What this task involves:
Report each line of the data that has "text" somewhere in it.

Task inputs:

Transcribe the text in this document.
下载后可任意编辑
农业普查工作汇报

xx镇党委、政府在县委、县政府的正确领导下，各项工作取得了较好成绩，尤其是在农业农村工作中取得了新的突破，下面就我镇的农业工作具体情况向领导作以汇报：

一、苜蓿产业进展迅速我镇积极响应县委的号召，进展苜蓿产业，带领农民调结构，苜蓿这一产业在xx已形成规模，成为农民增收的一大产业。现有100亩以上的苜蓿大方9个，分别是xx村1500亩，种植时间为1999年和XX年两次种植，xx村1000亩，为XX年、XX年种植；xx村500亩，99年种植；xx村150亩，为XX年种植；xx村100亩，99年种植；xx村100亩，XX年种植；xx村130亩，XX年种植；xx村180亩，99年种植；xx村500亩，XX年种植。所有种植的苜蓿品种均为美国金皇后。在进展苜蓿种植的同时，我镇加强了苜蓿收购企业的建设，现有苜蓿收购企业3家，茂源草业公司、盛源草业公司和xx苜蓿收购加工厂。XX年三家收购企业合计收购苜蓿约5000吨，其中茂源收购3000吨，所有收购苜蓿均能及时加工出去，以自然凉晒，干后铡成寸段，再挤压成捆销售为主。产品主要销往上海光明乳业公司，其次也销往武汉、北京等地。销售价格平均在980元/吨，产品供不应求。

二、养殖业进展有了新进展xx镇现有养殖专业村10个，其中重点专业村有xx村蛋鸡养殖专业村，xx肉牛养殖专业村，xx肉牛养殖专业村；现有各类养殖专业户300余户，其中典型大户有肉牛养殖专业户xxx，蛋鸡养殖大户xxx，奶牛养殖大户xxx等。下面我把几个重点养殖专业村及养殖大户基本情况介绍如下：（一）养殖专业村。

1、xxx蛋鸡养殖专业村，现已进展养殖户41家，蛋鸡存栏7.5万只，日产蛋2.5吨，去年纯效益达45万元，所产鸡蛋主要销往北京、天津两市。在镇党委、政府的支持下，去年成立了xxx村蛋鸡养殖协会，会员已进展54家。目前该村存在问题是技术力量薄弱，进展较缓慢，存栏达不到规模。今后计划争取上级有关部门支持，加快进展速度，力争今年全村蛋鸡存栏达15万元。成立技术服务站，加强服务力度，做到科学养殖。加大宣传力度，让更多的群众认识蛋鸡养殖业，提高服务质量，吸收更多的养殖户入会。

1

...

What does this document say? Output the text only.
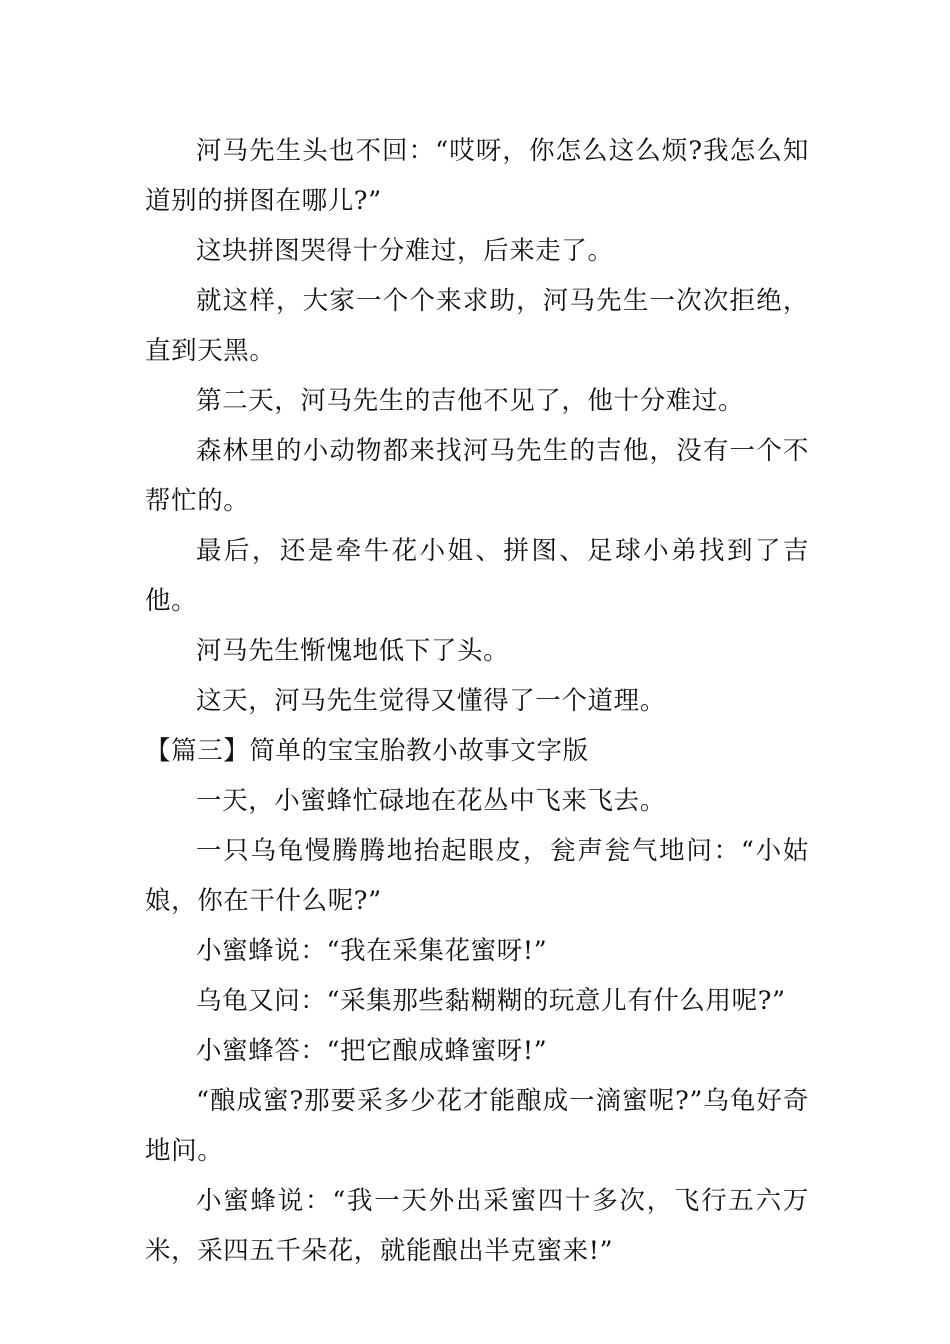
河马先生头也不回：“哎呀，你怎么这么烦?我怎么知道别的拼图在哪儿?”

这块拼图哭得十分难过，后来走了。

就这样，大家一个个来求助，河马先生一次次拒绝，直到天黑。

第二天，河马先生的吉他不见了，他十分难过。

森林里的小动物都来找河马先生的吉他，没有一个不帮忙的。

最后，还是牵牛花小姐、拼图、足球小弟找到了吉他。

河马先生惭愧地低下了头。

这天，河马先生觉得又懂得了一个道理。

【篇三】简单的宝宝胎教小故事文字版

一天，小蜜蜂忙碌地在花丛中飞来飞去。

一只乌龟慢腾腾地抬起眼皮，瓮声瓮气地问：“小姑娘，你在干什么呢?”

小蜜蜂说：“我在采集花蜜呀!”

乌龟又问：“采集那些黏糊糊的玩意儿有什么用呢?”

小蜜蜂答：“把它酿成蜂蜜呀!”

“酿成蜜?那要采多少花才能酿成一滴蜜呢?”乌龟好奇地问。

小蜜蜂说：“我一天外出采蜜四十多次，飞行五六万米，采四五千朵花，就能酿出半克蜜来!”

Answer to the task:
Transcribe the text in this document.
What does this document say? Output the text only.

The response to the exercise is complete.